__EXERCISE DIRECTIONS__
Every entry below must appear again, exactly as written.

Dataset records
────────────────

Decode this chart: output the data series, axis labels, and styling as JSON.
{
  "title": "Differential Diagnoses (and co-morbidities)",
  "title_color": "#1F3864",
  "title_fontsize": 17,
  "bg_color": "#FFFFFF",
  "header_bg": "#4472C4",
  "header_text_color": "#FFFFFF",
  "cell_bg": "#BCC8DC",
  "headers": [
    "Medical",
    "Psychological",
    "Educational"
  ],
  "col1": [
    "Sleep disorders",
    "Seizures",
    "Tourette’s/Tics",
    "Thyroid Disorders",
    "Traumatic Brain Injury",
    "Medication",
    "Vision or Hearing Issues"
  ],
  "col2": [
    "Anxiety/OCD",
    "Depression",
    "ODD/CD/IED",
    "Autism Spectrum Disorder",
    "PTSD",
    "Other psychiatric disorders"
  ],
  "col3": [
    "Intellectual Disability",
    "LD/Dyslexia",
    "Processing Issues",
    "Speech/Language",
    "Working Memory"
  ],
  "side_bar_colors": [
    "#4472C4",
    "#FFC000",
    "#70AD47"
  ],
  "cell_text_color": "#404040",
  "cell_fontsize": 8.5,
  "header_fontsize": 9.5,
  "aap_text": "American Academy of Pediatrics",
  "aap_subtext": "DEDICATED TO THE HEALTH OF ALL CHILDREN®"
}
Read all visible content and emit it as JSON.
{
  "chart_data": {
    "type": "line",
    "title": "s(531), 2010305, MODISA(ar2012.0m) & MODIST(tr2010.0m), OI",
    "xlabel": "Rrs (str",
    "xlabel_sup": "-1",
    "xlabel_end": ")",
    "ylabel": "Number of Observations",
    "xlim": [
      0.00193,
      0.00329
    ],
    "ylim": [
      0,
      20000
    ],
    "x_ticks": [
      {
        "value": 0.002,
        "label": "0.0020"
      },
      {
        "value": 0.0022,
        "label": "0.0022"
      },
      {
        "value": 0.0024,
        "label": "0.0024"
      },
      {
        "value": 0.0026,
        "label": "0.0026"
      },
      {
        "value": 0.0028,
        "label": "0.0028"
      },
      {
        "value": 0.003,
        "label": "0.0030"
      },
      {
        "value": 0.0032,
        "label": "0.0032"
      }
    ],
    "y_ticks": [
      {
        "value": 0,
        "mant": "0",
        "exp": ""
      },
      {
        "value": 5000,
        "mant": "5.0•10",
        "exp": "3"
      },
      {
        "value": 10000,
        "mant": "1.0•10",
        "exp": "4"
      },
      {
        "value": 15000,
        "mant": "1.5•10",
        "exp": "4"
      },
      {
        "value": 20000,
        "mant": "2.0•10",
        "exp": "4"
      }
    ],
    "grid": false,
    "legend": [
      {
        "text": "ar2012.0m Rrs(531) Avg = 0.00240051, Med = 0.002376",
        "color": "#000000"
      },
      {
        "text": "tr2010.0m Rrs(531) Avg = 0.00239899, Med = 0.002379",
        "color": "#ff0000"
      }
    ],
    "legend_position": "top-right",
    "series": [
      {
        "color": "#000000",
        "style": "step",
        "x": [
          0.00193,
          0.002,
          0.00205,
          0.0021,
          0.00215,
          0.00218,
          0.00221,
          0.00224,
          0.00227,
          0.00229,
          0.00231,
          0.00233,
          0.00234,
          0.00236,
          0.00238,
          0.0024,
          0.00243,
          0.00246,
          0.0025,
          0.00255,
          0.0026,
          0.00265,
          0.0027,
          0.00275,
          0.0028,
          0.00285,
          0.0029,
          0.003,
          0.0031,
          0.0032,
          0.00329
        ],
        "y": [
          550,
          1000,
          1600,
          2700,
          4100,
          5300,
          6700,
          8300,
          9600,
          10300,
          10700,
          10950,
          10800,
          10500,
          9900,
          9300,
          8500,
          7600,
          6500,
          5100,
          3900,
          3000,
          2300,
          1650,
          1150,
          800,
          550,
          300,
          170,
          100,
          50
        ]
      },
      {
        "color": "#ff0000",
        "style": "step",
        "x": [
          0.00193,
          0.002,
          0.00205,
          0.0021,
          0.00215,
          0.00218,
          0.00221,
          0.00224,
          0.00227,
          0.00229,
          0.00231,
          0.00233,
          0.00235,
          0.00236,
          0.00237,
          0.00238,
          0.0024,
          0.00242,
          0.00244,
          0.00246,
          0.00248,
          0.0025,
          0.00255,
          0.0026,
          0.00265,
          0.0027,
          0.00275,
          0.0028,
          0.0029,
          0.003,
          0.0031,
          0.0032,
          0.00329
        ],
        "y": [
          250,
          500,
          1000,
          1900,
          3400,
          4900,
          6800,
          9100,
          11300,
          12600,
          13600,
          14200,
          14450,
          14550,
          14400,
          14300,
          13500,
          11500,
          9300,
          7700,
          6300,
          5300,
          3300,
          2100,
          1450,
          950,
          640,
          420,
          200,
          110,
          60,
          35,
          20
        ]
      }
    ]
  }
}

────────────────

__ANSWER TO THIS EXERCISE__
Decode this chart: output the data series, axis labels, and styling as JSON.
{
  "title": "Differential Diagnoses (and co-morbidities)",
  "title_color": "#1F3864",
  "title_fontsize": 17,
  "bg_color": "#FFFFFF",
  "header_bg": "#4472C4",
  "header_text_color": "#FFFFFF",
  "cell_bg": "#BCC8DC",
  "headers": [
    "Medical",
    "Psychological",
    "Educational"
  ],
  "col1": [
    "Sleep disorders",
    "Seizures",
    "Tourette’s/Tics",
    "Thyroid Disorders",
    "Traumatic Brain Injury",
    "Medication",
    "Vision or Hearing Issues"
  ],
  "col2": [
    "Anxiety/OCD",
    "Depression",
    "ODD/CD/IED",
    "Autism Spectrum Disorder",
    "PTSD",
    "Other psychiatric disorders"
  ],
  "col3": [
    "Intellectual Disability",
    "LD/Dyslexia",
    "Processing Issues",
    "Speech/Language",
    "Working Memory"
  ],
  "side_bar_colors": [
    "#4472C4",
    "#FFC000",
    "#70AD47"
  ],
  "cell_text_color": "#404040",
  "cell_fontsize": 8.5,
  "header_fontsize": 9.5,
  "aap_text": "American Academy of Pediatrics",
  "aap_subtext": "DEDICATED TO THE HEALTH OF ALL CHILDREN®"
}
Read all visible content and emit it as JSON.
{
  "chart_data": {
    "type": "line",
    "title": "s(531), 2010305, MODISA(ar2012.0m) & MODIST(tr2010.0m), OI",
    "xlabel": "Rrs (str",
    "xlabel_sup": "-1",
    "xlabel_end": ")",
    "ylabel": "Number of Observations",
    "xlim": [
      0.00193,
      0.00329
    ],
    "ylim": [
      0,
      20000
    ],
    "x_ticks": [
      {
        "value": 0.002,
        "label": "0.0020"
      },
      {
        "value": 0.0022,
        "label": "0.0022"
      },
      {
        "value": 0.0024,
        "label": "0.0024"
      },
      {
        "value": 0.0026,
        "label": "0.0026"
      },
      {
        "value": 0.0028,
        "label": "0.0028"
      },
      {
        "value": 0.003,
        "label": "0.0030"
      },
      {
        "value": 0.0032,
        "label": "0.0032"
      }
    ],
    "y_ticks": [
      {
        "value": 0,
        "mant": "0",
        "exp": ""
      },
      {
        "value": 5000,
        "mant": "5.0•10",
        "exp": "3"
      },
      {
        "value": 10000,
        "mant": "1.0•10",
        "exp": "4"
      },
      {
        "value": 15000,
        "mant": "1.5•10",
        "exp": "4"
      },
      {
        "value": 20000,
        "mant": "2.0•10",
        "exp": "4"
      }
    ],
    "grid": false,
    "legend": [
      {
        "text": "ar2012.0m Rrs(531) Avg = 0.00240051, Med = 0.002376",
        "color": "#000000"
      },
      {
        "text": "tr2010.0m Rrs(531) Avg = 0.00239899, Med = 0.002379",
        "color": "#ff0000"
      }
    ],
    "legend_position": "top-right",
    "series": [
      {
        "color": "#000000",
        "style": "step",
        "x": [
          0.00193,
          0.002,
          0.00205,
          0.0021,
          0.00215,
          0.00218,
          0.00221,
          0.00224,
          0.00227,
          0.00229,
          0.00231,
          0.00233,
          0.00234,
          0.00236,
          0.00238,
          0.0024,
          0.00243,
          0.00246,
          0.0025,
          0.00255,
          0.0026,
          0.00265,
          0.0027,
          0.00275,
          0.0028,
          0.00285,
          0.0029,
          0.003,
          0.0031,
          0.0032,
          0.00329
        ],
        "y": [
          550,
          1000,
          1600,
          2700,
          4100,
          5300,
          6700,
          8300,
          9600,
          10300,
          10700,
          10950,
          10800,
          10500,
          9900,
          9300,
          8500,
          7600,
          6500,
          5100,
          3900,
          3000,
          2300,
          1650,
          1150,
          800,
          550,
          300,
          170,
          100,
          50
        ]
      },
      {
        "color": "#ff0000",
        "style": "step",
        "x": [
          0.00193,
          0.002,
          0.00205,
          0.0021,
          0.00215,
          0.00218,
          0.00221,
          0.00224,
          0.00227,
          0.00229,
          0.00231,
          0.00233,
          0.00235,
          0.00236,
          0.00237,
          0.00238,
          0.0024,
          0.00242,
          0.00244,
          0.00246,
          0.00248,
          0.0025,
          0.00255,
          0.0026,
          0.00265,
          0.0027,
          0.00275,
          0.0028,
          0.0029,
          0.003,
          0.0031,
          0.0032,
          0.00329
        ],
        "y": [
          250,
          500,
          1000,
          1900,
          3400,
          4900,
          6800,
          9100,
          11300,
          12600,
          13600,
          14200,
          14450,
          14550,
          14400,
          14300,
          13500,
          11500,
          9300,
          7700,
          6300,
          5300,
          3300,
          2100,
          1450,
          950,
          640,
          420,
          200,
          110,
          60,
          35,
          20
        ]
      }
    ]
  }
}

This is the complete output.